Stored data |

= Beginning of Section =

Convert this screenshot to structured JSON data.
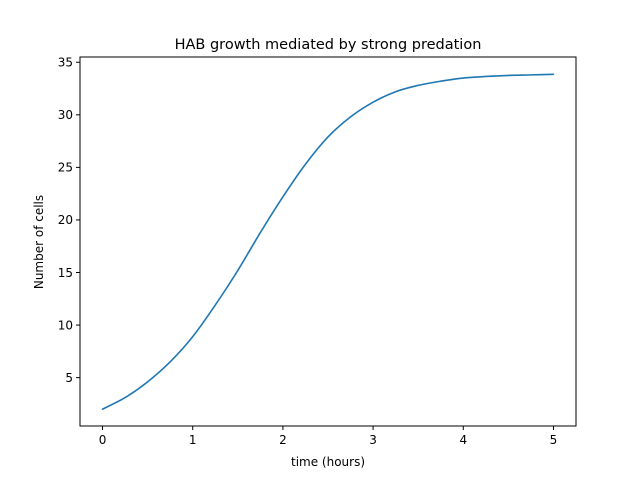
{
  "chart_data": {
    "type": "line",
    "title": "HAB growth mediated by strong predation",
    "xlabel": "time (hours)",
    "ylabel": "Number of cells",
    "xlim": [
      -0.25,
      5.25
    ],
    "ylim": [
      0.4,
      35.5
    ],
    "xticks": [
      0,
      1,
      2,
      3,
      4,
      5
    ],
    "yticks": [
      5,
      10,
      15,
      20,
      25,
      30,
      35
    ],
    "grid": false,
    "series": [
      {
        "color": "#1f77b4",
        "x": [
          0,
          0.25,
          0.5,
          0.75,
          1.0,
          1.25,
          1.5,
          1.75,
          2.0,
          2.25,
          2.5,
          2.75,
          3.0,
          3.25,
          3.5,
          3.75,
          4.0,
          4.25,
          4.5,
          4.75,
          5.0
        ],
        "y": [
          2.0,
          3.1,
          4.6,
          6.5,
          8.9,
          11.9,
          15.2,
          18.8,
          22.2,
          25.3,
          27.9,
          29.8,
          31.2,
          32.2,
          32.8,
          33.2,
          33.5,
          33.65,
          33.75,
          33.8,
          33.85
        ]
      }
    ]
  }
}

= End of Section =

What you need to do | All entries are to be retyped exactly. Omit any embedded images.

Response for this exercise |
Convert this screenshot to structured JSON data.
{
  "chart_data": {
    "type": "line",
    "title": "HAB growth mediated by strong predation",
    "xlabel": "time (hours)",
    "ylabel": "Number of cells",
    "xlim": [
      -0.25,
      5.25
    ],
    "ylim": [
      0.4,
      35.5
    ],
    "xticks": [
      0,
      1,
      2,
      3,
      4,
      5
    ],
    "yticks": [
      5,
      10,
      15,
      20,
      25,
      30,
      35
    ],
    "grid": false,
    "series": [
      {
        "color": "#1f77b4",
        "x": [
          0,
          0.25,
          0.5,
          0.75,
          1.0,
          1.25,
          1.5,
          1.75,
          2.0,
          2.25,
          2.5,
          2.75,
          3.0,
          3.25,
          3.5,
          3.75,
          4.0,
          4.25,
          4.5,
          4.75,
          5.0
        ],
        "y": [
          2.0,
          3.1,
          4.6,
          6.5,
          8.9,
          11.9,
          15.2,
          18.8,
          22.2,
          25.3,
          27.9,
          29.8,
          31.2,
          32.2,
          32.8,
          33.2,
          33.5,
          33.65,
          33.75,
          33.8,
          33.85
        ]
      }
    ]
  }
}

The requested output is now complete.